[Stored entries]
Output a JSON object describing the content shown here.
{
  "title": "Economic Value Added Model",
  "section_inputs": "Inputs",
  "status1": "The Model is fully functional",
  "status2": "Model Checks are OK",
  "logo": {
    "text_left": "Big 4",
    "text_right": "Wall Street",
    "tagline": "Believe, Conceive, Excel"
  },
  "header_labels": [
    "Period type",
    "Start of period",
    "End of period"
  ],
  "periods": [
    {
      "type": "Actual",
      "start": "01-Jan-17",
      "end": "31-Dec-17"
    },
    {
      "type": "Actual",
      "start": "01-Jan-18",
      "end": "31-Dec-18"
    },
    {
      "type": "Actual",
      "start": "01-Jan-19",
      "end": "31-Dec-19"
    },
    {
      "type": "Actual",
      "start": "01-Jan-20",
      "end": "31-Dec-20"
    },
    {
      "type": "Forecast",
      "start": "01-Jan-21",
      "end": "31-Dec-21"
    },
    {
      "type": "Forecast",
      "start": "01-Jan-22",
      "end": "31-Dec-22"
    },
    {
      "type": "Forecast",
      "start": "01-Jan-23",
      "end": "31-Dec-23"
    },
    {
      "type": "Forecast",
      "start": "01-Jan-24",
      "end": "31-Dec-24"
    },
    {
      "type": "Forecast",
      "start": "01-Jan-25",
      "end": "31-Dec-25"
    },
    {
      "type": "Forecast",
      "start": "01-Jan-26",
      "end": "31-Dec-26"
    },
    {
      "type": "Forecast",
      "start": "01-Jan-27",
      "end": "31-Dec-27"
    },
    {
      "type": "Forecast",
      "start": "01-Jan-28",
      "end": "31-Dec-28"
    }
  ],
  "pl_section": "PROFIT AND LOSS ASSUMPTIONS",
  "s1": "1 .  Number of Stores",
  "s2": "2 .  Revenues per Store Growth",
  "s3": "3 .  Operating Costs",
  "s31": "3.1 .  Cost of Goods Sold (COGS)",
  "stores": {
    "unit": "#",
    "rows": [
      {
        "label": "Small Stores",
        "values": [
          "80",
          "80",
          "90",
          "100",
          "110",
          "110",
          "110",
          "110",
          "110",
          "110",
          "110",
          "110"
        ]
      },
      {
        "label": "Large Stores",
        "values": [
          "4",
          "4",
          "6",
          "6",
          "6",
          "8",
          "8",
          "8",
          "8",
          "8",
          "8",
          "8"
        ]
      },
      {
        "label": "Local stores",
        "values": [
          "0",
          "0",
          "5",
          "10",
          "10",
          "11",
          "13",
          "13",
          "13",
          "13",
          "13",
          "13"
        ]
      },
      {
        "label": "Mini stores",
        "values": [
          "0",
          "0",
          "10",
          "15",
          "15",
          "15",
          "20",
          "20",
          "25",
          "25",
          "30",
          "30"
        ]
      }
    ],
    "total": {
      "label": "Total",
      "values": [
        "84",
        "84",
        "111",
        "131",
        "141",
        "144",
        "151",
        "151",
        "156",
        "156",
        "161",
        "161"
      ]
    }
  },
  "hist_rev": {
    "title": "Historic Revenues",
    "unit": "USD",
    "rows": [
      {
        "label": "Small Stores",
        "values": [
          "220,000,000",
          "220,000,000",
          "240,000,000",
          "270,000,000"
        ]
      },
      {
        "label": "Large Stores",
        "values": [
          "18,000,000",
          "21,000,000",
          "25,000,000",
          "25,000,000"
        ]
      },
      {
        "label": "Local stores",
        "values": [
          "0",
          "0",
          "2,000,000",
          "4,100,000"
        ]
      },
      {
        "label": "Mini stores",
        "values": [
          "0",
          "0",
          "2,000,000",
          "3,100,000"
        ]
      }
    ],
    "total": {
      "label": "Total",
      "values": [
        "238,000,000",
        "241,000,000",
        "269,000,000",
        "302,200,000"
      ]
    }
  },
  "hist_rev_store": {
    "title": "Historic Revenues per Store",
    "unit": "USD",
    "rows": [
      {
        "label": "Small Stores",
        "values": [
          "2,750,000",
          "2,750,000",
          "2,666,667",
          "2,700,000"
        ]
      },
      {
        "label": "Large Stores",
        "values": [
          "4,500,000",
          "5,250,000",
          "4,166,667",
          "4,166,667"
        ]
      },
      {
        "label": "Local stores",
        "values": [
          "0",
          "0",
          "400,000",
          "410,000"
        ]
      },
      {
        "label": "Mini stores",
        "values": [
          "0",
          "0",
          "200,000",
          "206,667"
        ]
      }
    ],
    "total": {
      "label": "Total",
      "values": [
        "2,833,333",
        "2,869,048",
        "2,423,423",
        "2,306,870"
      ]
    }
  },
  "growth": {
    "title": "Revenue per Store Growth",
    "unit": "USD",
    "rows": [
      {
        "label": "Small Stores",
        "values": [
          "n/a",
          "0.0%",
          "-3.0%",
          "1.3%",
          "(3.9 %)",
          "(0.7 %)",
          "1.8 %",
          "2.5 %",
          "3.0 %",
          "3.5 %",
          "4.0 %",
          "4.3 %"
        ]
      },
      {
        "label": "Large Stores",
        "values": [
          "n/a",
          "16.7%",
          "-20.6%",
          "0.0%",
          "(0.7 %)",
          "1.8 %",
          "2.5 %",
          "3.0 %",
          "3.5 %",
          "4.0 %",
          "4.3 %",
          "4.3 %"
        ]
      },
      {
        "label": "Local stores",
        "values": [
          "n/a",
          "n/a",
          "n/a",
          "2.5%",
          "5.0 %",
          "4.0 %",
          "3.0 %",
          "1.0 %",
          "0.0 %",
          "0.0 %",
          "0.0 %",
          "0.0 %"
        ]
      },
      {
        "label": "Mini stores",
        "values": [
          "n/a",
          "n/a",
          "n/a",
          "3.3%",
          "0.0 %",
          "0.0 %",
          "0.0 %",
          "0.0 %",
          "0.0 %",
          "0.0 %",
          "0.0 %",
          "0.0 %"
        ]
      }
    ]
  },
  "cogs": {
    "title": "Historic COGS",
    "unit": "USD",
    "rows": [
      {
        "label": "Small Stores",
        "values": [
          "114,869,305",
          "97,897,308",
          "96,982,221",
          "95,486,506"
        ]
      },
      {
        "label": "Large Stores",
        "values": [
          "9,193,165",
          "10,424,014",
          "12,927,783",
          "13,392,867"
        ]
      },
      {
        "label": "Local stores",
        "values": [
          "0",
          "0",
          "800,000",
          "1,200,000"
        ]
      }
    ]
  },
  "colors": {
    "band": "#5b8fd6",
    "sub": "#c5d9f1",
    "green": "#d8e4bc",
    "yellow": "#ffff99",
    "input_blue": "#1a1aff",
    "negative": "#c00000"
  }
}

## YOUR TASK
From the records, copy every line that has the string "Historic" in it.

## RESULT
    "title": "Historic Revenues",
    "title": "Historic Revenues per Store",
    "title": "Historic COGS",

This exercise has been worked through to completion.